§ Dataset
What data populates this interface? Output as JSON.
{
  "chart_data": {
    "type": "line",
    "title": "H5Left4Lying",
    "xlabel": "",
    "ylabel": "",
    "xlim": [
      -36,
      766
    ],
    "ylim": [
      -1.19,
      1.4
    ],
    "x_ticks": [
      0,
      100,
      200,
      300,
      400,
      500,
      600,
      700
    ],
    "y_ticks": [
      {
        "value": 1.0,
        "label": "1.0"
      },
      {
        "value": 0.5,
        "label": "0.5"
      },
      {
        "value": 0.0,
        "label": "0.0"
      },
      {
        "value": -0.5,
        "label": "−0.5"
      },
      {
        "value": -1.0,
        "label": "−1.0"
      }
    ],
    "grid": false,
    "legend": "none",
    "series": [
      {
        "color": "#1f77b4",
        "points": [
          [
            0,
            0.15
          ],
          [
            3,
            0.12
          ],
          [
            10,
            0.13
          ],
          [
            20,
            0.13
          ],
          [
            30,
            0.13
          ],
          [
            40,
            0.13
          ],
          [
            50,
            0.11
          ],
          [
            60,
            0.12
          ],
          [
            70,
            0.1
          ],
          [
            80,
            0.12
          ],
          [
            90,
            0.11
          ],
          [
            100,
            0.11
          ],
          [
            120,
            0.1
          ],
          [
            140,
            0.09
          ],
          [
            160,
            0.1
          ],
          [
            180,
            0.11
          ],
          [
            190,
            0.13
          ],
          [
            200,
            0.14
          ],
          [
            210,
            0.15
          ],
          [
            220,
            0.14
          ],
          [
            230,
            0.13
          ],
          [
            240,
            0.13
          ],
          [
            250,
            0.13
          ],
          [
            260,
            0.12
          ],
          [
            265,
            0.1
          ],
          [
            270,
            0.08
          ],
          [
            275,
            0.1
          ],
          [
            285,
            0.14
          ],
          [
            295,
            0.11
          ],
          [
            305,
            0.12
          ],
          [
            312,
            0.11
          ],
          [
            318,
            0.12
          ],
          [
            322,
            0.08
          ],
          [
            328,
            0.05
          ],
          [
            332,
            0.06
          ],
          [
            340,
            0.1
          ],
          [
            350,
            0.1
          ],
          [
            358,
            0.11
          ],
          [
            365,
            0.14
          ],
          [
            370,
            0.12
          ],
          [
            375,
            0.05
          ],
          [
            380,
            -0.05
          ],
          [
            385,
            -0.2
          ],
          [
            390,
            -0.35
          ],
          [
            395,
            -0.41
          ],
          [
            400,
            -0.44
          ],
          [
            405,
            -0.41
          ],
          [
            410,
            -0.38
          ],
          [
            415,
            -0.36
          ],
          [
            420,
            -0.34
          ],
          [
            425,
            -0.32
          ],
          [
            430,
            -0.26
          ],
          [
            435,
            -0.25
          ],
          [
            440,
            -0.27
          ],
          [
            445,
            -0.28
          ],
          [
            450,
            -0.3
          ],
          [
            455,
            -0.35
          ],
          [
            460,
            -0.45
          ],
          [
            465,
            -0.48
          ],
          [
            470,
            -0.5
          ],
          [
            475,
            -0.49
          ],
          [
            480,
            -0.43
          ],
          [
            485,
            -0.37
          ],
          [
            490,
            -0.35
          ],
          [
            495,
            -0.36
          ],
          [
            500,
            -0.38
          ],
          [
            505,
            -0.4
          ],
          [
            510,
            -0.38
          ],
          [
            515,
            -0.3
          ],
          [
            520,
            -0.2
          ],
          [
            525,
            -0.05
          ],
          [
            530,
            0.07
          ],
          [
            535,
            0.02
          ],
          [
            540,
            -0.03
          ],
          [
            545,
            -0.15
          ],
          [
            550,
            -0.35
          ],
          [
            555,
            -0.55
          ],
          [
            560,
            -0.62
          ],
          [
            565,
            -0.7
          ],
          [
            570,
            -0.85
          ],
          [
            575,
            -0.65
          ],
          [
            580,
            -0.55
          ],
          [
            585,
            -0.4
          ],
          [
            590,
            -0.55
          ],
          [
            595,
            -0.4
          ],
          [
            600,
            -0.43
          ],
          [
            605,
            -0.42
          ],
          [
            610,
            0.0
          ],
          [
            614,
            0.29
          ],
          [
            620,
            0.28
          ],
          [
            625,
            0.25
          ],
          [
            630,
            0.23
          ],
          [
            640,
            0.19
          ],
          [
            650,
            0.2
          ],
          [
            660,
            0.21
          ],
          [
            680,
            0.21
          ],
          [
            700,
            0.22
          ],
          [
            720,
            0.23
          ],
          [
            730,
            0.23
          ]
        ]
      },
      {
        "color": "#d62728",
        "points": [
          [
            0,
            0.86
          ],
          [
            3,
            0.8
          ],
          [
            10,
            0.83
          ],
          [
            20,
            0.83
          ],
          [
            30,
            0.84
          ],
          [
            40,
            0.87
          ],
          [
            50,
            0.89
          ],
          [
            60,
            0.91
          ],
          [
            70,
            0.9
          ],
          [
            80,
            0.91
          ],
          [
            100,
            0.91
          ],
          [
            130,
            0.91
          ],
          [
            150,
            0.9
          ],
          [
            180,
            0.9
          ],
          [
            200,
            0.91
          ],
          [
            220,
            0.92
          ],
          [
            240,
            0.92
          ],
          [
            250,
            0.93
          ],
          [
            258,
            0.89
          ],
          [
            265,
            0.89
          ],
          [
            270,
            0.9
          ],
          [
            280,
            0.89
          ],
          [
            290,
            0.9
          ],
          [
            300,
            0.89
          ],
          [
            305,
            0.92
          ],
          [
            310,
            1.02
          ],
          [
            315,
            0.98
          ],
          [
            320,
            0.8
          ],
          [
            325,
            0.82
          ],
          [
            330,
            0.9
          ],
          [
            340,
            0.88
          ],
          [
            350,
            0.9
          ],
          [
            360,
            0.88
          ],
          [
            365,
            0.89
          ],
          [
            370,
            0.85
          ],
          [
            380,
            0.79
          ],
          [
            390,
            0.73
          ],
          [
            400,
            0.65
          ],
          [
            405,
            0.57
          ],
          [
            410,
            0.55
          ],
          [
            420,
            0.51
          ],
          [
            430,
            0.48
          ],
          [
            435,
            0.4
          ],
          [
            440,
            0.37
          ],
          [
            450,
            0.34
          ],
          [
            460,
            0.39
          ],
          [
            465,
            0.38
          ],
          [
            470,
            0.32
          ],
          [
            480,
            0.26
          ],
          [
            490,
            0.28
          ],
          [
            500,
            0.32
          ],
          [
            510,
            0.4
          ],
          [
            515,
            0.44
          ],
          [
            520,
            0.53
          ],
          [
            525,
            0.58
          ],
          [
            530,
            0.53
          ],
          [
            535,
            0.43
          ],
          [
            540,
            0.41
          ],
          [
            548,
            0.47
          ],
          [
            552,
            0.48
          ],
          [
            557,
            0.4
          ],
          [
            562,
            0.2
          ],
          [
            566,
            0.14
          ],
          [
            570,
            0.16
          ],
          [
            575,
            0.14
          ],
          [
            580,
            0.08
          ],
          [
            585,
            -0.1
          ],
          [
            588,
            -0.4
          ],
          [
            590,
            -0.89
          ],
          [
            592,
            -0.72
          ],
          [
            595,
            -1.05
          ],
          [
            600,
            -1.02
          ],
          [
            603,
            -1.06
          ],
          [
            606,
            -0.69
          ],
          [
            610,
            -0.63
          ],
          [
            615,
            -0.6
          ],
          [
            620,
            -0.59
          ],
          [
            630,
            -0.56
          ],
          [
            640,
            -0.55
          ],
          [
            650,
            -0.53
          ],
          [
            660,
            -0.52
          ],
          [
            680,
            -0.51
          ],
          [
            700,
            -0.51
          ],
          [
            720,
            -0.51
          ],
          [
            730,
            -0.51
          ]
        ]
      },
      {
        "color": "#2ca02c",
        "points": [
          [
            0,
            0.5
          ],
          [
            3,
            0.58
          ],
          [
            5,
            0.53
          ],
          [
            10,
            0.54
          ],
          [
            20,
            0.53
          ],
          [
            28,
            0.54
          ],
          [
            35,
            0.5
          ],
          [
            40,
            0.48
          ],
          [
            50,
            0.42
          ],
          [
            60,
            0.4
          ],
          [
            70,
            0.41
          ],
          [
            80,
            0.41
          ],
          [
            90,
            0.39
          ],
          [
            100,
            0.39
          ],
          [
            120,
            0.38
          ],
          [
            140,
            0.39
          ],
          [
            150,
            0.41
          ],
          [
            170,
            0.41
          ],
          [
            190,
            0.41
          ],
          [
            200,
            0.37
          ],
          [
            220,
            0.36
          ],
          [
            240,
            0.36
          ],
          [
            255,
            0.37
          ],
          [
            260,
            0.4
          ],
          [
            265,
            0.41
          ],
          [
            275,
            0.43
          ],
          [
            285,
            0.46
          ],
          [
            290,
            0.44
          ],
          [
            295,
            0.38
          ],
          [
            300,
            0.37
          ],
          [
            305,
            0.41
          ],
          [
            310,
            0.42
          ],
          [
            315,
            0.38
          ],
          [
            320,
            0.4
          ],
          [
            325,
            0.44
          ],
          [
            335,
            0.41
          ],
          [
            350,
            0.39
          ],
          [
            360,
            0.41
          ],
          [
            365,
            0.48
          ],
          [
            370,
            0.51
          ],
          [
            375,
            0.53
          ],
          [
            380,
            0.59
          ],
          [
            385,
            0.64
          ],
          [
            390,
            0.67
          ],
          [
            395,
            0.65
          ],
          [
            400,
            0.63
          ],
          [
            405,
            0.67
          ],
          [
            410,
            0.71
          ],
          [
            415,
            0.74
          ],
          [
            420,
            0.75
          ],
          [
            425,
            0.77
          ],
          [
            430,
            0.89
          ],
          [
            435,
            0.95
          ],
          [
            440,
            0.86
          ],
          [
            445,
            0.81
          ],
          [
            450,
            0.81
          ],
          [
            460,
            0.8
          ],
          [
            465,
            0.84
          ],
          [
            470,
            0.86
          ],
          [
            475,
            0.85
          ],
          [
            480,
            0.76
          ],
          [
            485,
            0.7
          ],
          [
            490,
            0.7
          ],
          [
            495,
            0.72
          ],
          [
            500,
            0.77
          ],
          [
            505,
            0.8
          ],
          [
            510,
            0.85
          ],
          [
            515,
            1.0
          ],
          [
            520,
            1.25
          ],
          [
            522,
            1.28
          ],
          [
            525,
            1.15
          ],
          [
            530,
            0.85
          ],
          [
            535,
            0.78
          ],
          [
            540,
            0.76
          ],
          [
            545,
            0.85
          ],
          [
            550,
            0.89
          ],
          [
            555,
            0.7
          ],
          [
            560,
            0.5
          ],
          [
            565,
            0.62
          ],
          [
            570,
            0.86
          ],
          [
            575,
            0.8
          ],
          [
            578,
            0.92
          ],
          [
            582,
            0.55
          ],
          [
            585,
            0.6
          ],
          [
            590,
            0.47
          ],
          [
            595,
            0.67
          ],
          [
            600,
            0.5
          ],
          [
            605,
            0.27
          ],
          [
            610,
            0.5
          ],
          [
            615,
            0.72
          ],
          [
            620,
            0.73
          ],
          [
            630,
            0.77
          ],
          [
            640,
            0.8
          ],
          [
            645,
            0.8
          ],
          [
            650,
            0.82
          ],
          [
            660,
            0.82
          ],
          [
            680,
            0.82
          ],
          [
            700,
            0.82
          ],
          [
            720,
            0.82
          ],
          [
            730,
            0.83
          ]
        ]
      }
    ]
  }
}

§ Aim
From the entries above, pull out each line that includes "color".

§ Finished exercise
        "color": "#1f77b4",
        "color": "#d62728",
        "color": "#2ca02c",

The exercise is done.